■ Excerpted data
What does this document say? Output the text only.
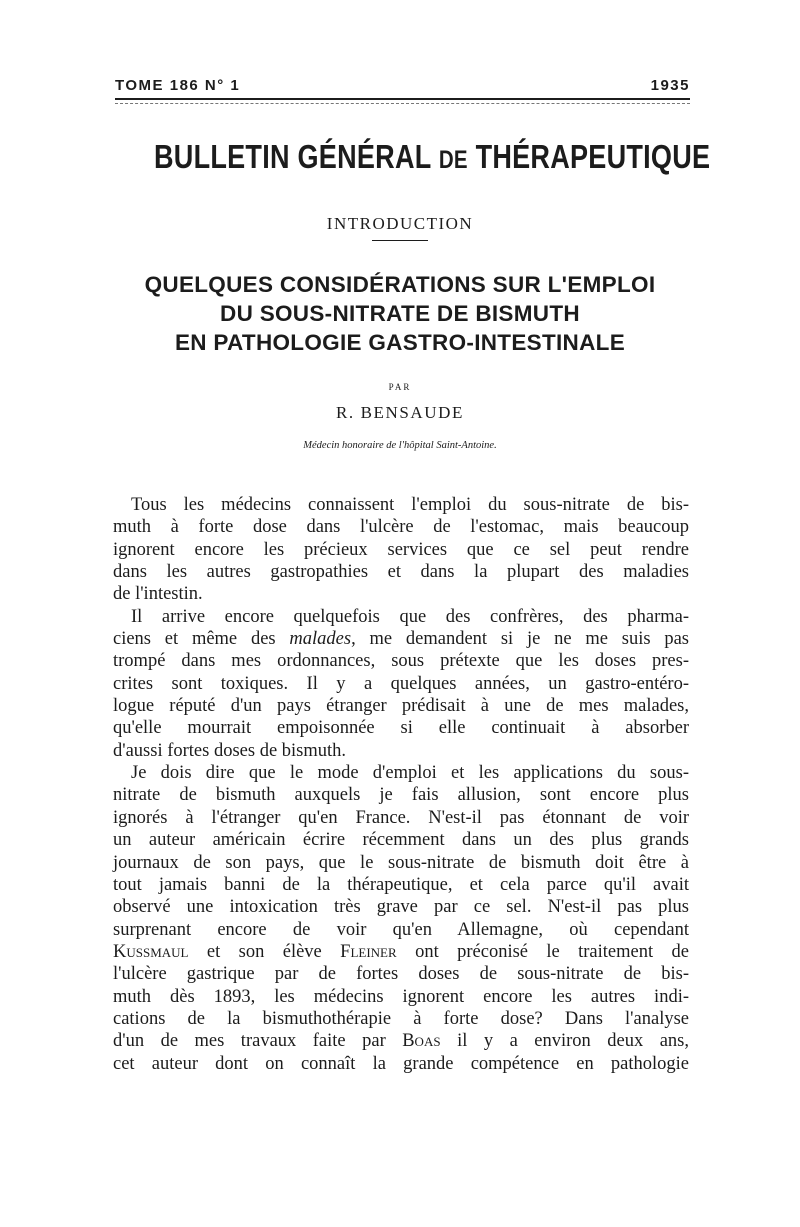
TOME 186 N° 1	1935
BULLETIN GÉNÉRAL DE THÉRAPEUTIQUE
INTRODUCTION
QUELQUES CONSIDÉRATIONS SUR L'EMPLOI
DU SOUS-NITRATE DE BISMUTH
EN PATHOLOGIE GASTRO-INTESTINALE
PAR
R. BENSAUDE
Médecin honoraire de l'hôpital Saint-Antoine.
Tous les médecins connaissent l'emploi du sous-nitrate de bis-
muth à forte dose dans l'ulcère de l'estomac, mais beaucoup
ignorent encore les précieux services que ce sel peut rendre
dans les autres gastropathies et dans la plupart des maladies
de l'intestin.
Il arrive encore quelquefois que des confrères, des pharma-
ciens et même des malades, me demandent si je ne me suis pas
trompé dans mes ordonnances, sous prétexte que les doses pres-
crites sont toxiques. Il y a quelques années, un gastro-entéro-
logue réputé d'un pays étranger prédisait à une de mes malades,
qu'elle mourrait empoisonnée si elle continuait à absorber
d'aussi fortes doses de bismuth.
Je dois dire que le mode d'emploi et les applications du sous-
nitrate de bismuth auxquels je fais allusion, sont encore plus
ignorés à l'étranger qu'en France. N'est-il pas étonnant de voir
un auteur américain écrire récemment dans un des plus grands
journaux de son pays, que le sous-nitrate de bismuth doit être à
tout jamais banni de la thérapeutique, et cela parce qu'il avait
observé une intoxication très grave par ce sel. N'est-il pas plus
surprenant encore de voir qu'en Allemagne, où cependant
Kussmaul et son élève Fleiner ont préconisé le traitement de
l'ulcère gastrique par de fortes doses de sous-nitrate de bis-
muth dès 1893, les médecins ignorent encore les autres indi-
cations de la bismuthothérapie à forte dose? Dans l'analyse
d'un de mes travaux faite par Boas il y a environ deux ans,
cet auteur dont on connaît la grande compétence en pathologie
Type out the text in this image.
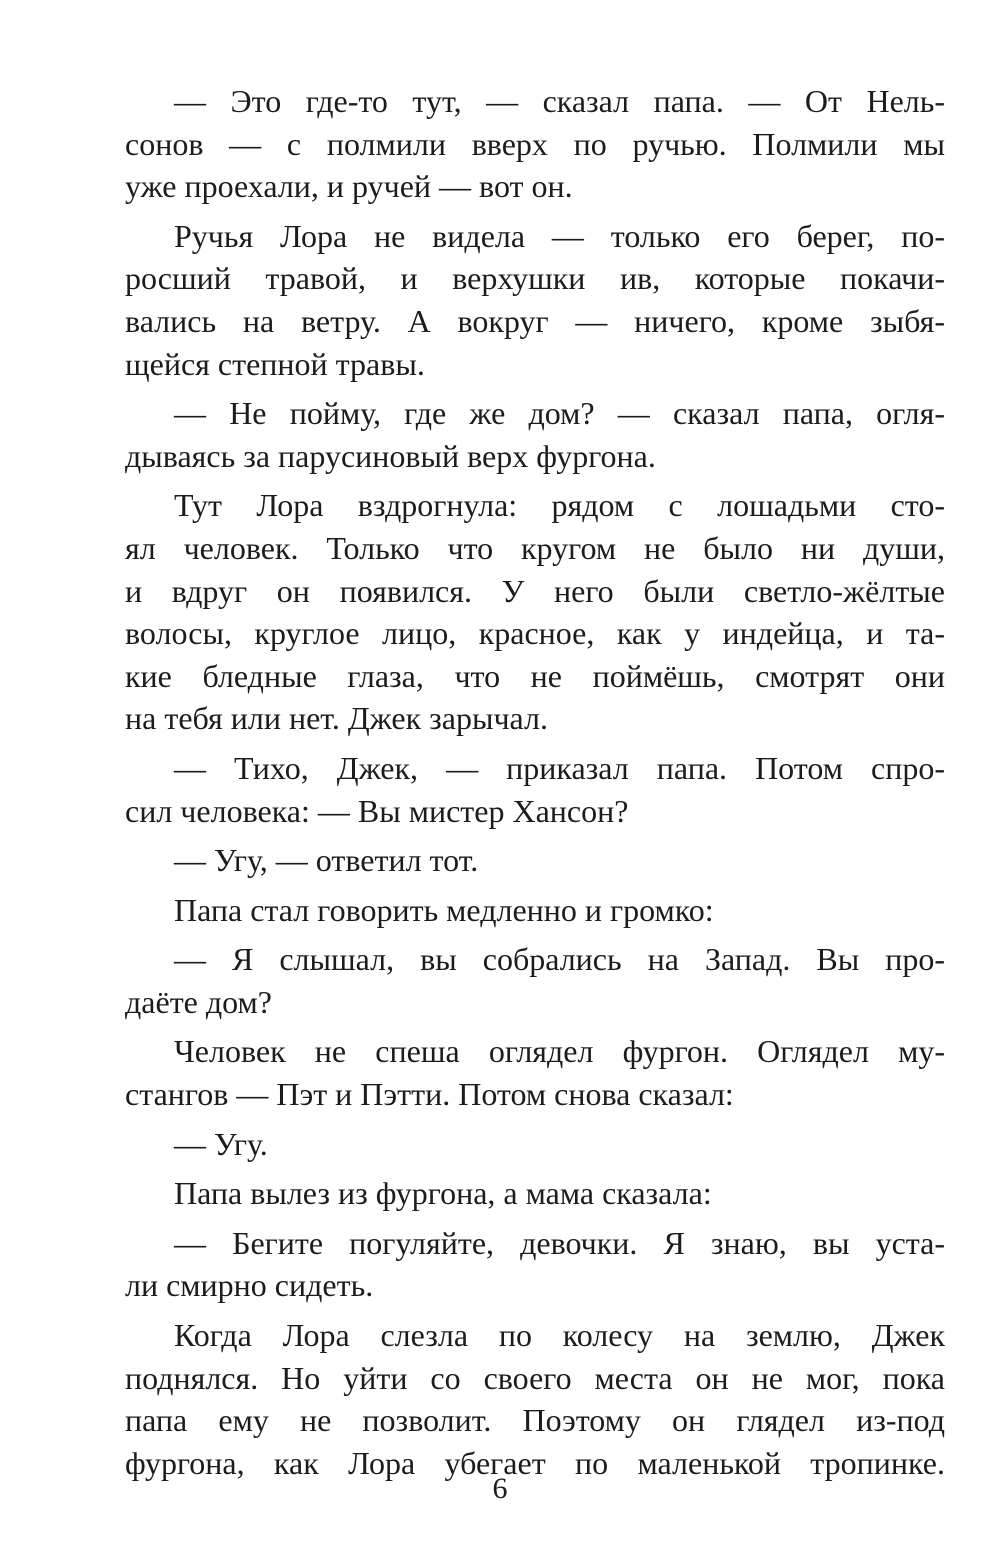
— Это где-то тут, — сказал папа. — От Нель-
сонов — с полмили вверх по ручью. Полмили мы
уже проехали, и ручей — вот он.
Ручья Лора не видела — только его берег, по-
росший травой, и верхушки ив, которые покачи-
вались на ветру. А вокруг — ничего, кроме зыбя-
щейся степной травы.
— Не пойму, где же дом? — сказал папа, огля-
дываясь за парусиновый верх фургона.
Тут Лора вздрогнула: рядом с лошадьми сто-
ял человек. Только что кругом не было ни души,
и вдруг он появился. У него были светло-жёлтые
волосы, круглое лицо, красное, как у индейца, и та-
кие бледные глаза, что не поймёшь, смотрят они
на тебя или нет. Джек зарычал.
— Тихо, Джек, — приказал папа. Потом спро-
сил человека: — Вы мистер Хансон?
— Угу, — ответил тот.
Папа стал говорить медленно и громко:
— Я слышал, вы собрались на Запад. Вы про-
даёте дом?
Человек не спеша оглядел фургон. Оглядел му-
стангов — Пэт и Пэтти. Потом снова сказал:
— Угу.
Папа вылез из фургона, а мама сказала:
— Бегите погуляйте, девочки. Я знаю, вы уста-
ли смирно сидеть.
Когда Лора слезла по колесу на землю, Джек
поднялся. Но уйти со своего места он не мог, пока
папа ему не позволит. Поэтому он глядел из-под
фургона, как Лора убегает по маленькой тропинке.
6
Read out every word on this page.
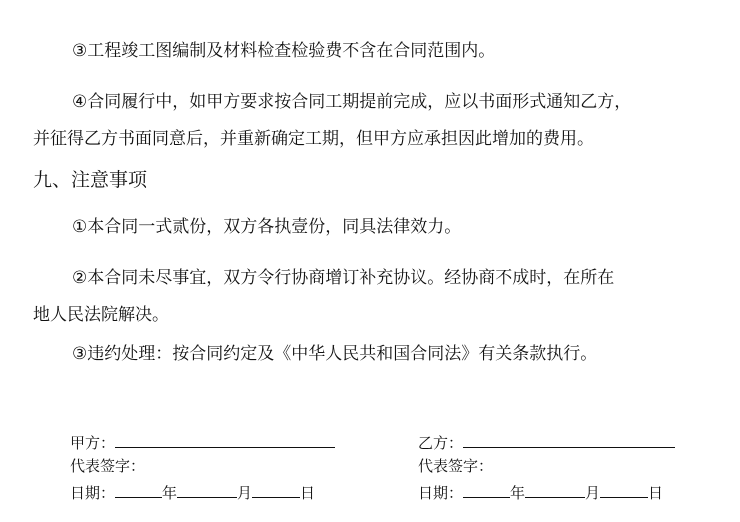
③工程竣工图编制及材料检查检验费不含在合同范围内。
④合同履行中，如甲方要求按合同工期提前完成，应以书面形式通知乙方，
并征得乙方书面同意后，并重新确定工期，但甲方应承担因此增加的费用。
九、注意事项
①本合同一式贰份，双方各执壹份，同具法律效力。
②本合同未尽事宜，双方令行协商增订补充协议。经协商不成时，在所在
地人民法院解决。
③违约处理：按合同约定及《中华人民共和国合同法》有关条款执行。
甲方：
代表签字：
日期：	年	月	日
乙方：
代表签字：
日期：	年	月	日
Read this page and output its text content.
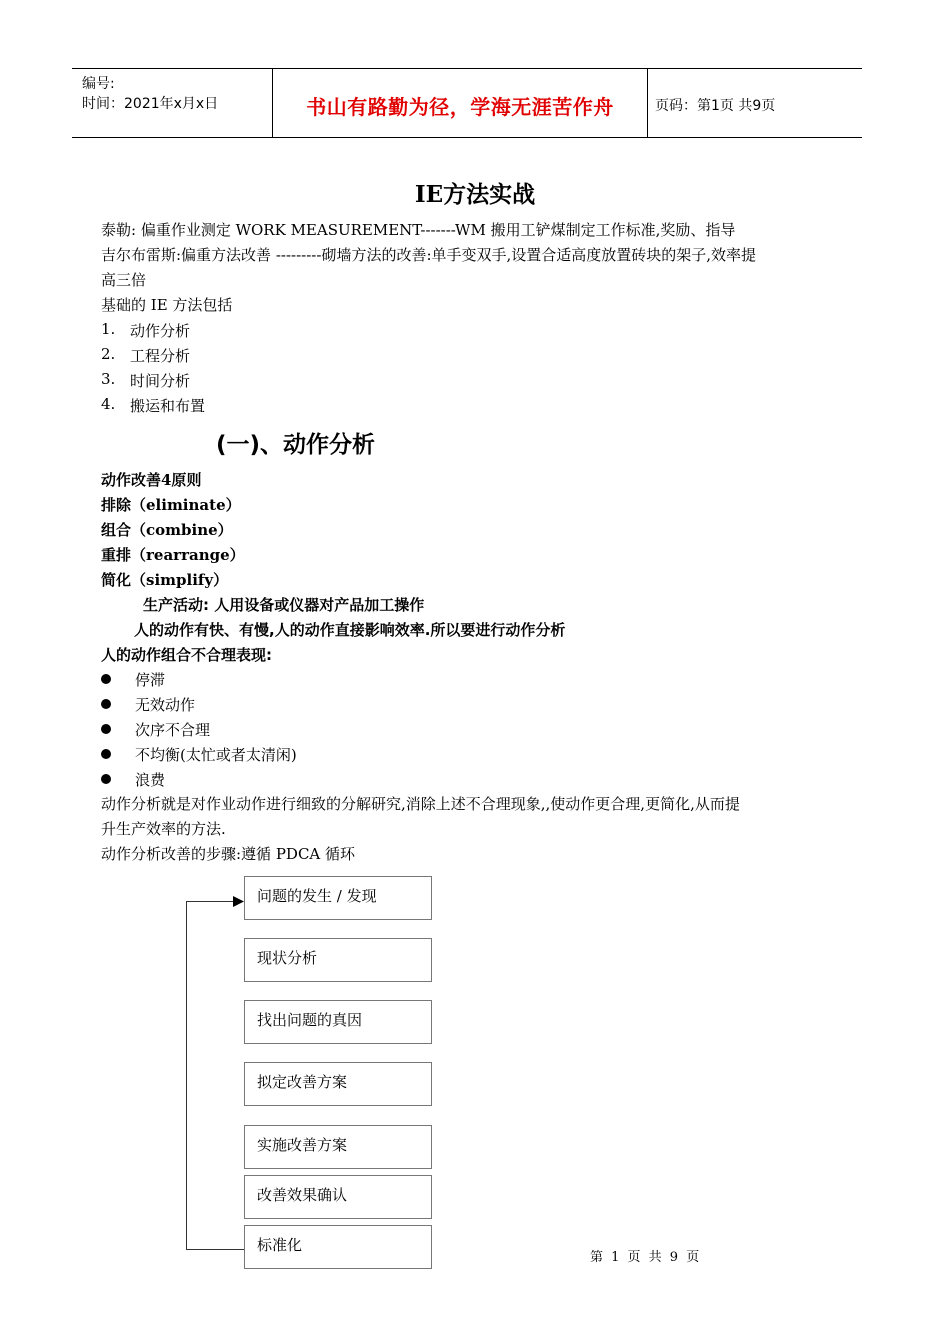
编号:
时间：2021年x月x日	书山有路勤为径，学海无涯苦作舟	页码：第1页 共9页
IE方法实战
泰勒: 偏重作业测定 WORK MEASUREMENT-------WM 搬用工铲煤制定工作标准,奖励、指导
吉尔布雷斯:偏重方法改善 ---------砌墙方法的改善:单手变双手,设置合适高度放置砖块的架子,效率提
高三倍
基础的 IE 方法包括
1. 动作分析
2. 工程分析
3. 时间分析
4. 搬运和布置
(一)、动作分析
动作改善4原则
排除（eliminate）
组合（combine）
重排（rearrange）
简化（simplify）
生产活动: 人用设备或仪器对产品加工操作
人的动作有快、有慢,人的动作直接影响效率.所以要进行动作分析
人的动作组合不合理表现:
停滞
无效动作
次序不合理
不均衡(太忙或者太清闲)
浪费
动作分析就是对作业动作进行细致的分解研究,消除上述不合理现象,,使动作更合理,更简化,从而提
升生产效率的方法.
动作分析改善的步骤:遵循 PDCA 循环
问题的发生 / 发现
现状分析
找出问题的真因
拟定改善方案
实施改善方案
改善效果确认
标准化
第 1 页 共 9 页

■ The request
Pictures excluded, quote all the data above exactly.

■ The reply
What does this document say? Output the text only.
TOME 186 N° 1	1935
BULLETIN GÉNÉRAL DE THÉRAPEUTIQUE
INTRODUCTION
QUELQUES CONSIDÉRATIONS SUR L'EMPLOI
DU SOUS-NITRATE DE BISMUTH
EN PATHOLOGIE GASTRO-INTESTINALE
PAR
R. BENSAUDE
Médecin honoraire de l'hôpital Saint-Antoine.
Tous les médecins connaissent l'emploi du sous-nitrate de bis-
muth à forte dose dans l'ulcère de l'estomac, mais beaucoup
ignorent encore les précieux services que ce sel peut rendre
dans les autres gastropathies et dans la plupart des maladies
de l'intestin.
Il arrive encore quelquefois que des confrères, des pharma-
ciens et même des malades, me demandent si je ne me suis pas
trompé dans mes ordonnances, sous prétexte que les doses pres-
crites sont toxiques. Il y a quelques années, un gastro-entéro-
logue réputé d'un pays étranger prédisait à une de mes malades,
qu'elle mourrait empoisonnée si elle continuait à absorber
d'aussi fortes doses de bismuth.
Je dois dire que le mode d'emploi et les applications du sous-
nitrate de bismuth auxquels je fais allusion, sont encore plus
ignorés à l'étranger qu'en France. N'est-il pas étonnant de voir
un auteur américain écrire récemment dans un des plus grands
journaux de son pays, que le sous-nitrate de bismuth doit être à
tout jamais banni de la thérapeutique, et cela parce qu'il avait
observé une intoxication très grave par ce sel. N'est-il pas plus
surprenant encore de voir qu'en Allemagne, où cependant
Kussmaul et son élève Fleiner ont préconisé le traitement de
l'ulcère gastrique par de fortes doses de sous-nitrate de bis-
muth dès 1893, les médecins ignorent encore les autres indi-
cations de la bismuthothérapie à forte dose? Dans l'analyse
d'un de mes travaux faite par Boas il y a environ deux ans,
cet auteur dont on connaît la grande compétence en pathologie
Type out the text in this image.
— Это где-то тут, — сказал папа. — От Нель-
сонов — с полмили вверх по ручью. Полмили мы
уже проехали, и ручей — вот он.
Ручья Лора не видела — только его берег, по-
росший травой, и верхушки ив, которые покачи-
вались на ветру. А вокруг — ничего, кроме зыбя-
щейся степной травы.
— Не пойму, где же дом? — сказал папа, огля-
дываясь за парусиновый верх фургона.
Тут Лора вздрогнула: рядом с лошадьми сто-
ял человек. Только что кругом не было ни души,
и вдруг он появился. У него были светло-жёлтые
волосы, круглое лицо, красное, как у индейца, и та-
кие бледные глаза, что не поймёшь, смотрят они
на тебя или нет. Джек зарычал.
— Тихо, Джек, — приказал папа. Потом спро-
сил человека: — Вы мистер Хансон?
— Угу, — ответил тот.
Папа стал говорить медленно и громко:
— Я слышал, вы собрались на Запад. Вы про-
даёте дом?
Человек не спеша оглядел фургон. Оглядел му-
стангов — Пэт и Пэтти. Потом снова сказал:
— Угу.
Папа вылез из фургона, а мама сказала:
— Бегите погуляйте, девочки. Я знаю, вы уста-
ли смирно сидеть.
Когда Лора слезла по колесу на землю, Джек
поднялся. Но уйти со своего места он не мог, пока
папа ему не позволит. Поэтому он глядел из-под
фургона, как Лора убегает по маленькой тропинке.
6
Read out every word on this page.
③工程竣工图编制及材料检查检验费不含在合同范围内。
④合同履行中，如甲方要求按合同工期提前完成，应以书面形式通知乙方，
并征得乙方书面同意后，并重新确定工期，但甲方应承担因此增加的费用。
九、注意事项
①本合同一式贰份，双方各执壹份，同具法律效力。
②本合同未尽事宜，双方令行协商增订补充协议。经协商不成时，在所在
地人民法院解决。
③违约处理：按合同约定及《中华人民共和国合同法》有关条款执行。
甲方：
代表签字：
日期：	年	月	日
乙方：
代表签字：
日期：	年	月	日
Read this page and output its text content.
编号:
时间：2021年x月x日	书山有路勤为径，学海无涯苦作舟	页码：第1页 共9页
IE方法实战
泰勒: 偏重作业测定 WORK MEASUREMENT-------WM 搬用工铲煤制定工作标准,奖励、指导
吉尔布雷斯:偏重方法改善 ---------砌墙方法的改善:单手变双手,设置合适高度放置砖块的架子,效率提
高三倍
基础的 IE 方法包括
1. 动作分析
2. 工程分析
3. 时间分析
4. 搬运和布置
(一)、动作分析
动作改善4原则
排除（eliminate）
组合（combine）
重排（rearrange）
简化（simplify）
生产活动: 人用设备或仪器对产品加工操作
人的动作有快、有慢,人的动作直接影响效率.所以要进行动作分析
人的动作组合不合理表现:
停滞
无效动作
次序不合理
不均衡(太忙或者太清闲)
浪费
动作分析就是对作业动作进行细致的分解研究,消除上述不合理现象,,使动作更合理,更简化,从而提
升生产效率的方法.
动作分析改善的步骤:遵循 PDCA 循环
问题的发生 / 发现
现状分析
找出问题的真因
拟定改善方案
实施改善方案
改善效果确认
标准化
第 1 页 共 9 页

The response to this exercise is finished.